◆ **RECORD SET**
┌──

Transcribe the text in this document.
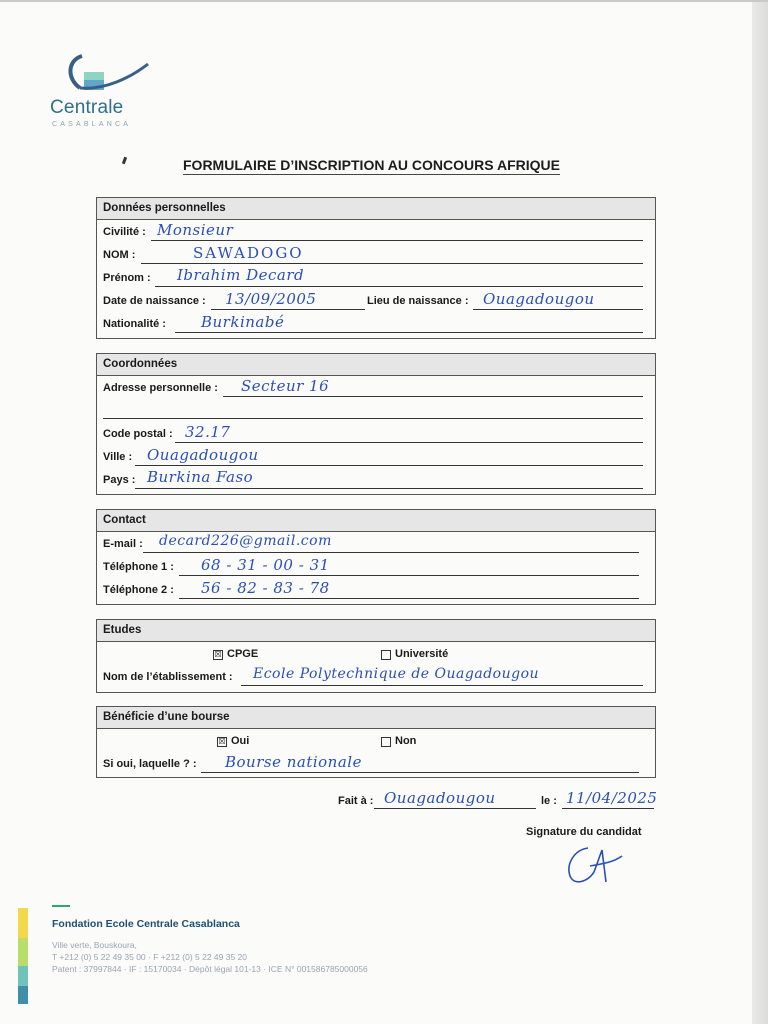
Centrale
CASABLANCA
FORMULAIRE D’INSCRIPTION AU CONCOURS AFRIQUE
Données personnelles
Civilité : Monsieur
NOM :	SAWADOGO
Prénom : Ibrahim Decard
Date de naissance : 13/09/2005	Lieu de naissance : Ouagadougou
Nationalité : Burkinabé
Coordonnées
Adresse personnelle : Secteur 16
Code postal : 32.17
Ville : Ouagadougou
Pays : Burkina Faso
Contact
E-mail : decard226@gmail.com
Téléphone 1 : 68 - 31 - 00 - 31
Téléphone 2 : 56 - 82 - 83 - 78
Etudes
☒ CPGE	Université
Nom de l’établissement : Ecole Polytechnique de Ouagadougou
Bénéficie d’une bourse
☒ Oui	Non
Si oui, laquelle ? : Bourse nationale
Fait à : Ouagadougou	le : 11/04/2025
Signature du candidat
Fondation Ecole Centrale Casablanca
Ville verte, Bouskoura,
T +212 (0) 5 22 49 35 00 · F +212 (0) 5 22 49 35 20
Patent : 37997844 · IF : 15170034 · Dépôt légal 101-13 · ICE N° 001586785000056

└──
┌──

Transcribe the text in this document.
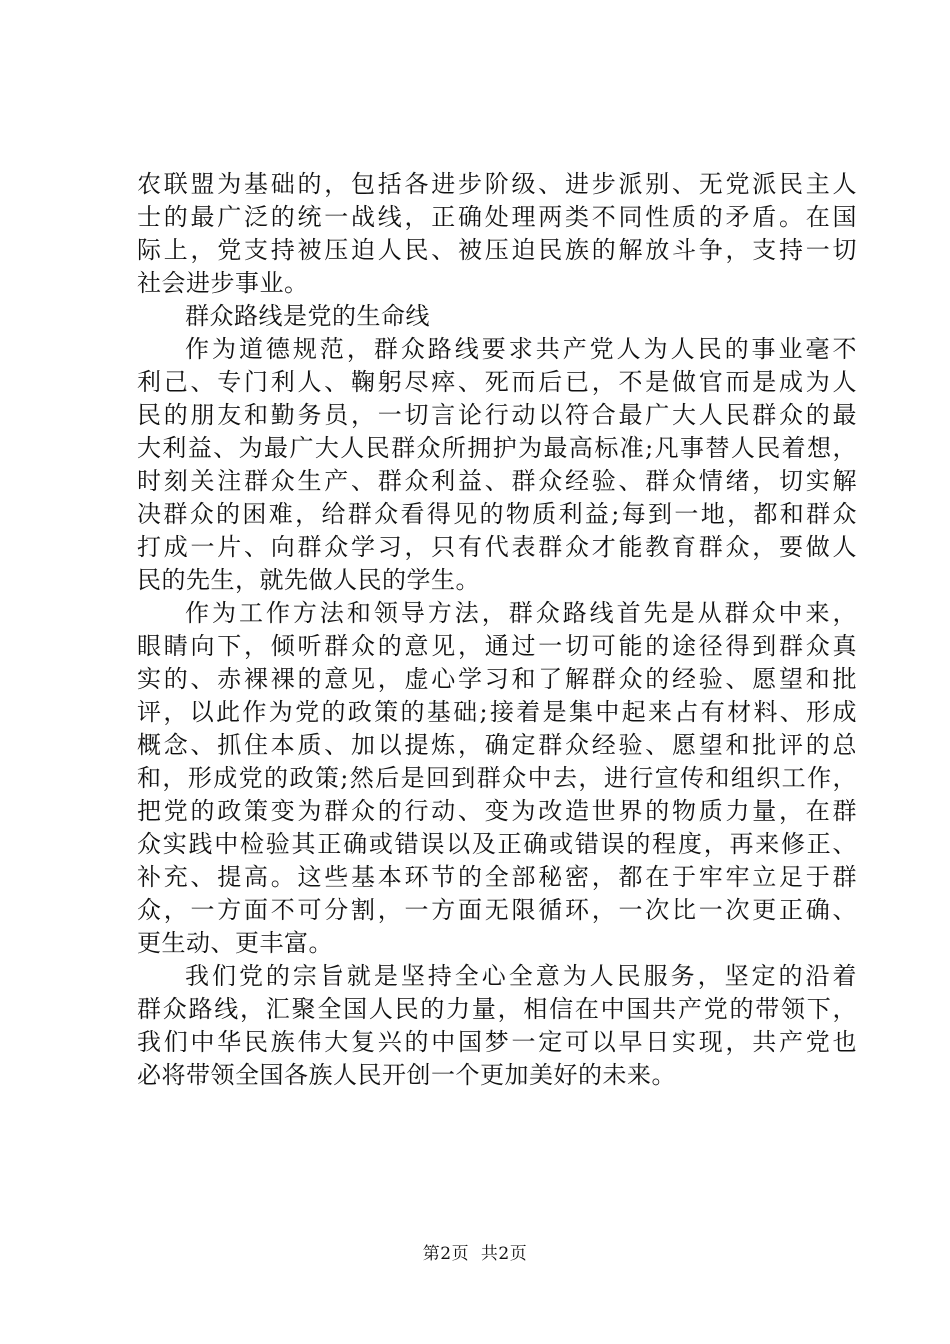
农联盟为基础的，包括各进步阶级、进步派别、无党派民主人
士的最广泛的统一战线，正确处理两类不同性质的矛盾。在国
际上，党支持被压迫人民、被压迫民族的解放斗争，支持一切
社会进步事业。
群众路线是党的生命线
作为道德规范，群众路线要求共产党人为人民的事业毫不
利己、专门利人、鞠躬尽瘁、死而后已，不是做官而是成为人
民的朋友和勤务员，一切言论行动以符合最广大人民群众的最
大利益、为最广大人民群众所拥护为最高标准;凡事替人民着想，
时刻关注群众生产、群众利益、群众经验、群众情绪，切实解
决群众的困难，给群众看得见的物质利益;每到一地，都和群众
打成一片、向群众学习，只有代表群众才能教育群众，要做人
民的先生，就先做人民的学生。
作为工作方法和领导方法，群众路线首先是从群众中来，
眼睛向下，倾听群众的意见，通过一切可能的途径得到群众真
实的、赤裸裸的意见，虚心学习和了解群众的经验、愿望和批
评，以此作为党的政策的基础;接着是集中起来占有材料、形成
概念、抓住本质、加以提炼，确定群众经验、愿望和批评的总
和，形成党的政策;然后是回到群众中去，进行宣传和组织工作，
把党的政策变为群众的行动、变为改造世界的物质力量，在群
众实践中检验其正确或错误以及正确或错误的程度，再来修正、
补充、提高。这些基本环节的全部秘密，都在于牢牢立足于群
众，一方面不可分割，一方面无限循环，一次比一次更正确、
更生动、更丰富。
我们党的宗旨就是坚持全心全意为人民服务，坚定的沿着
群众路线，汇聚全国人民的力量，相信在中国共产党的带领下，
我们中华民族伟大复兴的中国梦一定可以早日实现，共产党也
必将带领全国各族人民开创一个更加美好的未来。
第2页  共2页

└──

◆ **EXERCISE PROMPT**
Your task is to list each line of the records with the word "Centrale".

◆ **SOLVED EXERCISE**
Centrale
Fondation Ecole Centrale Casablanca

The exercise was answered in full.